*YOUR INSTRUCTIONS*: Identify every line containing the word "color" and reproduce each one.

*AVAILABLE DATA*:
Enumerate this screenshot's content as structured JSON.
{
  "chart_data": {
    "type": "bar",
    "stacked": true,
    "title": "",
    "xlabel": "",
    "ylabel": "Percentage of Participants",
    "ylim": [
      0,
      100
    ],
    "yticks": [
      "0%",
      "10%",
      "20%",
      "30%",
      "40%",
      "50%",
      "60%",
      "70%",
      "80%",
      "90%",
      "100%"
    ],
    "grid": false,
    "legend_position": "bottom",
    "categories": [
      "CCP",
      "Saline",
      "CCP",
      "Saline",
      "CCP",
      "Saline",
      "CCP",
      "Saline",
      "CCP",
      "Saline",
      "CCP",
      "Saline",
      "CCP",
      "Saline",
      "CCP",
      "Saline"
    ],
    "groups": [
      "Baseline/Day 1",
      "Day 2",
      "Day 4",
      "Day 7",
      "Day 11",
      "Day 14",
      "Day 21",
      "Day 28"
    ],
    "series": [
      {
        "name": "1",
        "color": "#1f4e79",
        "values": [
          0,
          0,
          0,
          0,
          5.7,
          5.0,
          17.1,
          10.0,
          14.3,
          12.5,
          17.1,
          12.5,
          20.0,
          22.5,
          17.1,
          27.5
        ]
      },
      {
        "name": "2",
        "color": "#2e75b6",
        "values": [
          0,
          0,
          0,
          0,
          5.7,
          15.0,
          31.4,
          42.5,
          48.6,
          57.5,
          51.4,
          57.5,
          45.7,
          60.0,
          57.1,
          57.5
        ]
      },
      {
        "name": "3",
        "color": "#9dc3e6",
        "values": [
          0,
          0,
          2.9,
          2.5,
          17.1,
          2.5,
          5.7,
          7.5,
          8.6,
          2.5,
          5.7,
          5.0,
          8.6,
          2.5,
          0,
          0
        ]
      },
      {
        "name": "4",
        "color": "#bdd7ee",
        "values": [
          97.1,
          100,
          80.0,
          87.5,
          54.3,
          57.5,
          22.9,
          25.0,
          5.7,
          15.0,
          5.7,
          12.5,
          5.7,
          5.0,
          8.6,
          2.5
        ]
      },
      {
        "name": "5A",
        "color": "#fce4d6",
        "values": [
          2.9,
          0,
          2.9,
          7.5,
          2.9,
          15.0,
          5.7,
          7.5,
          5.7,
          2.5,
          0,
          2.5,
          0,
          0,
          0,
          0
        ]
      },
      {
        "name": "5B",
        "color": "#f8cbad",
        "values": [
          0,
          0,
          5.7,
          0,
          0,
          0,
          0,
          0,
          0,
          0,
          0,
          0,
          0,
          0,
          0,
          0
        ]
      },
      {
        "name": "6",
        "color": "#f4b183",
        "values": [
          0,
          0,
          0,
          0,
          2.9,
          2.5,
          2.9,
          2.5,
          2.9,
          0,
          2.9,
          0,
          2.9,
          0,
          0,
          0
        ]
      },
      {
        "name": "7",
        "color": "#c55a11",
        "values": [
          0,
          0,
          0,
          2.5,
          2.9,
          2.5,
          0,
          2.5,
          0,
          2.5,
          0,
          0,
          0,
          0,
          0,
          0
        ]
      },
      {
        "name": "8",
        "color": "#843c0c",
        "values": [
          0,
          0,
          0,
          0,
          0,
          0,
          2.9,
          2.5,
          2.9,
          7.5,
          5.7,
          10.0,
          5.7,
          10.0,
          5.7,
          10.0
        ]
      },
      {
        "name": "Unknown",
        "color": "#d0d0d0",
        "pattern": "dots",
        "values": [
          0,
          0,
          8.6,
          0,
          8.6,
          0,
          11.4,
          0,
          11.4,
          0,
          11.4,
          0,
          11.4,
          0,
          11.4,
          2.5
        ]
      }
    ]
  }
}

*RESPONSE*:
        "color": "#1f4e79",
        "color": "#2e75b6",
        "color": "#9dc3e6",
        "color": "#bdd7ee",
        "color": "#fce4d6",
        "color": "#f8cbad",
        "color": "#f4b183",
        "color": "#c55a11",
        "color": "#843c0c",
        "color": "#d0d0d0",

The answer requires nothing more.